Problème posé.
Restituez sans modification le passage de l'extrait sur les structures de retour à l'école qui commence par "La volonté de" et se termine par "passée à l’Ifé.".

Chacun sait que 48 % des jeunes au chômage n’ont pas le baccalauréat : une donnée intégrée aux derniers dispositifs mis en place. En séance plénière, Eric de Saint-Denis, chargé à la DGESCO du développement national des structures scolaires expérimentales et des structures de retour à l’école de type Microlycées, a expliqué qu’aujourd’hui ces différentes structures n’étaient plus dans le viseur de l’institution. Leur développement est encouragé. Les demandes augmentent très fortement. En 2015, il n’existe pas de politique nationale qui impose d’en haut la création de ces structures dans telle ou telle académie, chaque académie se saisit de projet et crée de nouvelles SRE. Comparées aux Écoles de la Seconde chance qui ne conduisent pas in fine à une qualification, elles sont diplômantes : un atout dans le contexte du chômage des jeunes.

Aujourd’hui, on peut proposer à un jeune qui "raccroche" une offre de formation qui ne soit pas seulement sur la filière des baccalauréats professionnels. Le schéma volontariste est ainsi abandonné pour une politique incitative. De même, les corps d’inspection sont invités à établir une communication élargie autour des pédagogies initiées dans ce type de structures. Des conventions biennales ou triennales sont établies entre ces structures SRE et les rectorats.

Naku te rourou nau te rourou ka ora ai te iwi

Avec cette formule maori ("Avec ton panier de chasse et le mien, chacun aura assez" ou With your basket and my basket the people will live), François Muller, intervenant, directeur du DRDIE à la DGESCO qui travaille sur la formation des cadres et le développement des réseaux, a voulu signifier que les solutions étaient souvent là mais circulaient peu car les équipes n’étaient pas suffisamment connectées en réseaux.

Concepteur de RESPIRE, réseau social de l’éducation, François Muller a annoncé la création sur RESPIRE d’un groupe "structures de retour à l’école" dans lequel, l’internaute peut trouver le nom et les coordonnées de l’administrateur, ceux des membres, des sous-groupes et des ressources. Le partage des questions et la mise en commun des ressources sont à ses yeux essentielles pour relever le défi d’un développement réussi des SRE. Travailler à la constitution d’un inventaire collectif des ressources est une autre façon de créer de la compétence.

François Muller est également l’auteur de plusieurs sites en ligne qui font référence (« Diversifier ») et de plusieurs ouvrages dont le Manuel de survie à l’usage de l’enseignant même débutant, 4ème éd.

L’équipe et sa collégialité

Catherine Perotin, directrice adjointe de l’Ifé pilote le projet européen TITA dont le but est d’analyser le travail multi-partenarial visant à prévenir le décrochage scolaire.
La volonté de multiplier à l’échelle européenne les SRE qui ont fait leurs preuves est à l’ordre du jour. Ces structures ont toutes en commun d’avoir des espaces partagés, des contrats écrits, des projets en œuvre et d’autres en construction : un atout à partager. Comment faire profiter les différents systèmes scolaires européens de ces pratiques innovantes ? Telle est la commande qui a été passée à l’Ifé.

Données.
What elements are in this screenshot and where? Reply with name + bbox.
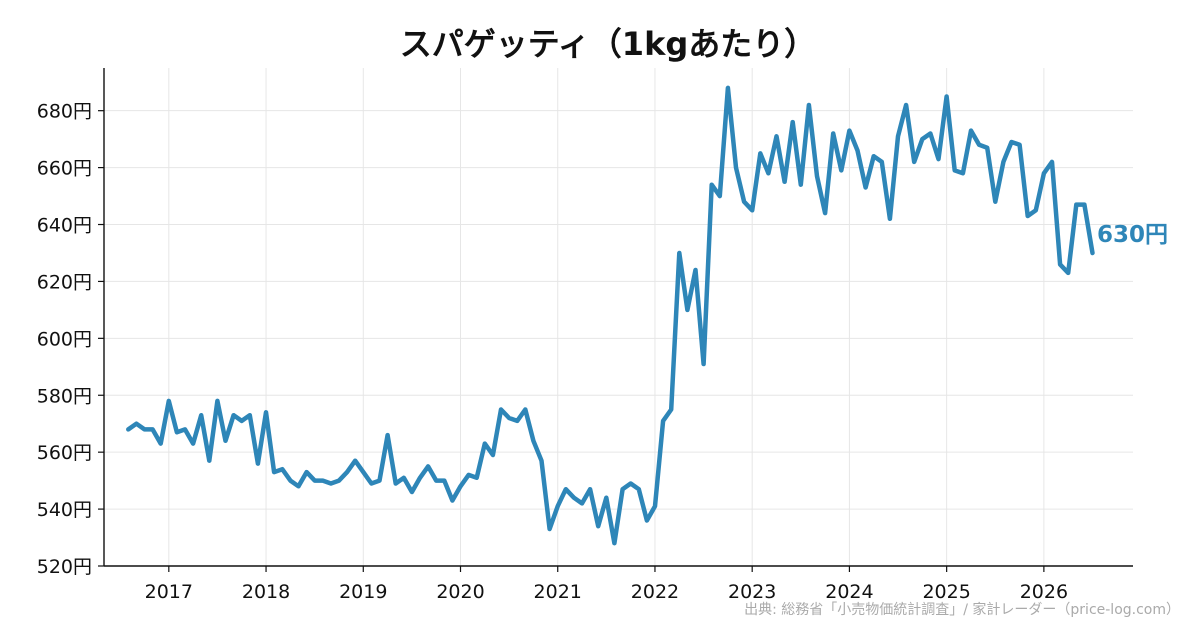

Réponse rédigée.
La volonté de multiplier à l’échelle européenne les SRE qui ont fait leurs preuves est à l’ordre du jour. Ces structures ont toutes en commun d’avoir des espaces partagés, des contrats écrits, des projets en œuvre et d’autres en construction : un atout à partager. Comment faire profiter les différents systèmes scolaires européens de ces pratiques innovantes ? Telle est la commande qui a été passée à l’Ifé.